From the listing below, tally the lines that include "已知锐角三角形". Return only the total.

▶ **Saved entries**
>> BEGIN

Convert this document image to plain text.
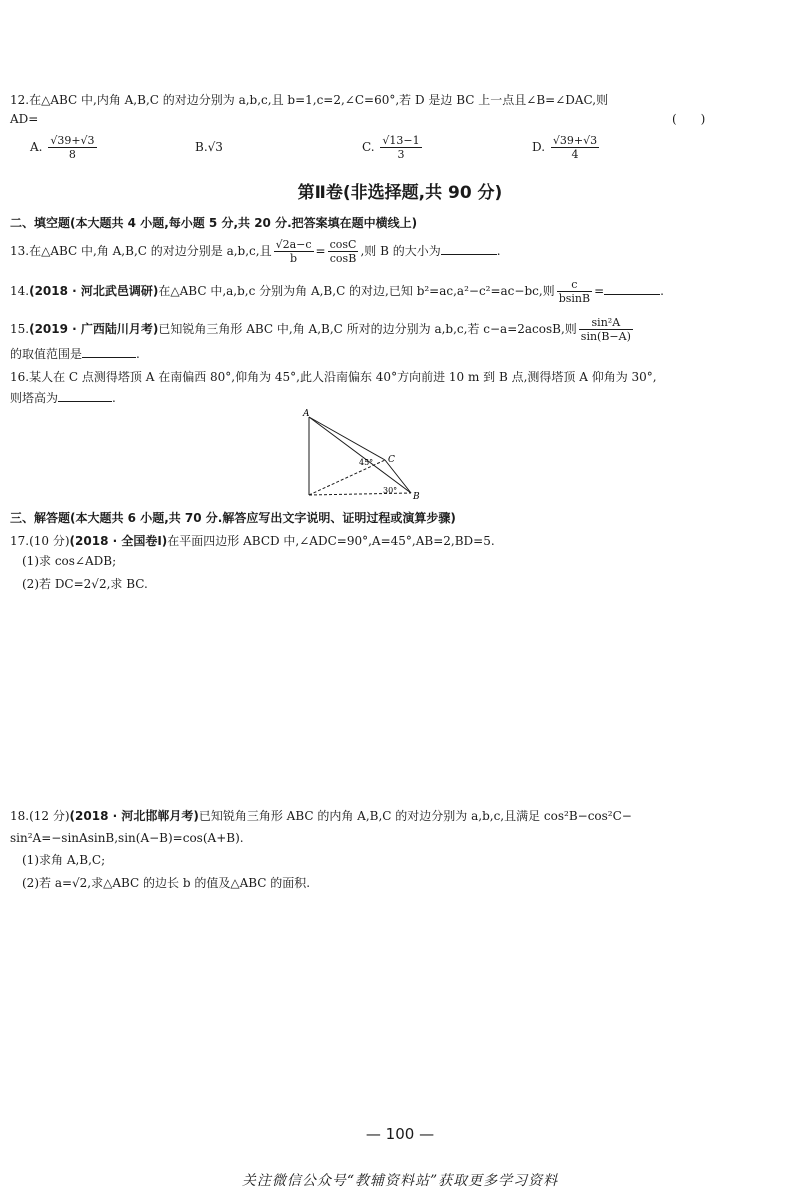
12.在△ABC 中,内角 A,B,C 的对边分别为 a,b,c,且 b=1,c=2,∠C=60°,若 D 是边 BC 上一点且∠B=∠DAC,则
AD=	(　　)
A. $\frac{√39+√3}{8}$	B.√3	C. $\frac{√13-1}{3}$	D. $\frac{√39+√3}{4}$
第Ⅱ卷(非选择题,共 90 分)
二、填空题(本大题共 4 小题,每小题 5 分,共 20 分.把答案填在题中横线上)
13.在△ABC 中,角 A,B,C 的对边分别是 a,b,c,且 $\frac{√2a-c}{b} = \frac{\cos C}{\cos B}$ ,则 B 的大小为	.
14.(2018 · 河北武邑调研)在△ABC 中,a,b,c 分别为角 A,B,C 的对边,已知 b²=ac,a²−c²=ac−bc,则 $\frac{c}{bsinB}$ =	.
15.(2019 · 广西陆川月考)已知锐角三角形 ABC 中,角 A,B,C 所对的边分别为 a,b,c,若 c−a=2acosB,则 $\frac{\text{sin²A}}{\sin(B-A)}$
的取值范围是	.
16.某人在 C 点测得塔顶 A 在南偏西 80°,仰角为 45°,此人沿南偏东 40°方向前进 10 m 到 B 点,测得塔顶 A 仰角为 30°,
则塔高为	.
A
B
C
45°
30°
三、解答题(本大题共 6 小题,共 70 分.解答应写出文字说明、证明过程或演算步骤)
17.(10 分)(2018 · 全国卷Ⅰ)在平面四边形 ABCD 中,∠ADC=90°,A=45°,AB=2,BD=5.
(1)求 cos∠ADB;
(2)若 DC=2√2,求 BC.
18.(12 分)(2018 · 河北邯郸月考)已知锐角三角形 ABC 的内角 A,B,C 的对边分别为 a,b,c,且满足 cos²B−cos²C−
sin²A=−sinAsinB,sin(A−B)=cos(A+B).
(1)求角 A,B,C;
(2)若 a=√2,求△ABC 的边长 b 的值及△ABC 的面积.
— 100 —
关注微信公众号“教辅资料站”获取更多学习资料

>> END

▶ **Response**
2